Stored data entries
+++

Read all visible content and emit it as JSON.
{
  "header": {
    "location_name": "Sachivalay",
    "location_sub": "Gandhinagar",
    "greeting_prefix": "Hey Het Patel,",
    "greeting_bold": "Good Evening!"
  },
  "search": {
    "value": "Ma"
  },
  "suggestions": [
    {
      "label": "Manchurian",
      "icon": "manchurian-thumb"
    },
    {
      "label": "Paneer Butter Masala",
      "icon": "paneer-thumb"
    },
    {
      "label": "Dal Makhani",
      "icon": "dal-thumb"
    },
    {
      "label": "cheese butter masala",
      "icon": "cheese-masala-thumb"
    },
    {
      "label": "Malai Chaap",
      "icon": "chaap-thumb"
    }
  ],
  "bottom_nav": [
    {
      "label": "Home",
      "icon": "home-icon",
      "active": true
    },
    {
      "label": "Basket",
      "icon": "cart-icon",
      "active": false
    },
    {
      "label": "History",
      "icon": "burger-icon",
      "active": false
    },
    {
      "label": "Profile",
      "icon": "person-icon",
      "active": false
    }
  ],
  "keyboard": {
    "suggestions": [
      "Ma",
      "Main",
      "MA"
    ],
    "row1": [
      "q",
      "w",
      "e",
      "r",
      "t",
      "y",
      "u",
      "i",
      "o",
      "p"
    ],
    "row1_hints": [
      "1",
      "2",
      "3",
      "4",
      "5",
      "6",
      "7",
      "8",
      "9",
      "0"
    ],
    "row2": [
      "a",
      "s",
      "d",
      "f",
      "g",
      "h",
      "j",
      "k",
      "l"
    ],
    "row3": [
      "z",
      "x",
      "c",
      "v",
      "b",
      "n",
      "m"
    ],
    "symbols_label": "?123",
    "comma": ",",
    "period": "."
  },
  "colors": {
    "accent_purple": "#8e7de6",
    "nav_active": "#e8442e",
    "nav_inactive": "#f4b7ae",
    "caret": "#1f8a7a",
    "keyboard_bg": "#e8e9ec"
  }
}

+++

Give back the data above exactly as it appears.

▶ **COMPLETE RESPONSE**:
Read all visible content and emit it as JSON.
{
  "header": {
    "location_name": "Sachivalay",
    "location_sub": "Gandhinagar",
    "greeting_prefix": "Hey Het Patel,",
    "greeting_bold": "Good Evening!"
  },
  "search": {
    "value": "Ma"
  },
  "suggestions": [
    {
      "label": "Manchurian",
      "icon": "manchurian-thumb"
    },
    {
      "label": "Paneer Butter Masala",
      "icon": "paneer-thumb"
    },
    {
      "label": "Dal Makhani",
      "icon": "dal-thumb"
    },
    {
      "label": "cheese butter masala",
      "icon": "cheese-masala-thumb"
    },
    {
      "label": "Malai Chaap",
      "icon": "chaap-thumb"
    }
  ],
  "bottom_nav": [
    {
      "label": "Home",
      "icon": "home-icon",
      "active": true
    },
    {
      "label": "Basket",
      "icon": "cart-icon",
      "active": false
    },
    {
      "label": "History",
      "icon": "burger-icon",
      "active": false
    },
    {
      "label": "Profile",
      "icon": "person-icon",
      "active": false
    }
  ],
  "keyboard": {
    "suggestions": [
      "Ma",
      "Main",
      "MA"
    ],
    "row1": [
      "q",
      "w",
      "e",
      "r",
      "t",
      "y",
      "u",
      "i",
      "o",
      "p"
    ],
    "row1_hints": [
      "1",
      "2",
      "3",
      "4",
      "5",
      "6",
      "7",
      "8",
      "9",
      "0"
    ],
    "row2": [
      "a",
      "s",
      "d",
      "f",
      "g",
      "h",
      "j",
      "k",
      "l"
    ],
    "row3": [
      "z",
      "x",
      "c",
      "v",
      "b",
      "n",
      "m"
    ],
    "symbols_label": "?123",
    "comma": ",",
    "period": "."
  },
  "colors": {
    "accent_purple": "#8e7de6",
    "nav_active": "#e8442e",
    "nav_inactive": "#f4b7ae",
    "caret": "#1f8a7a",
    "keyboard_bg": "#e8e9ec"
  }
}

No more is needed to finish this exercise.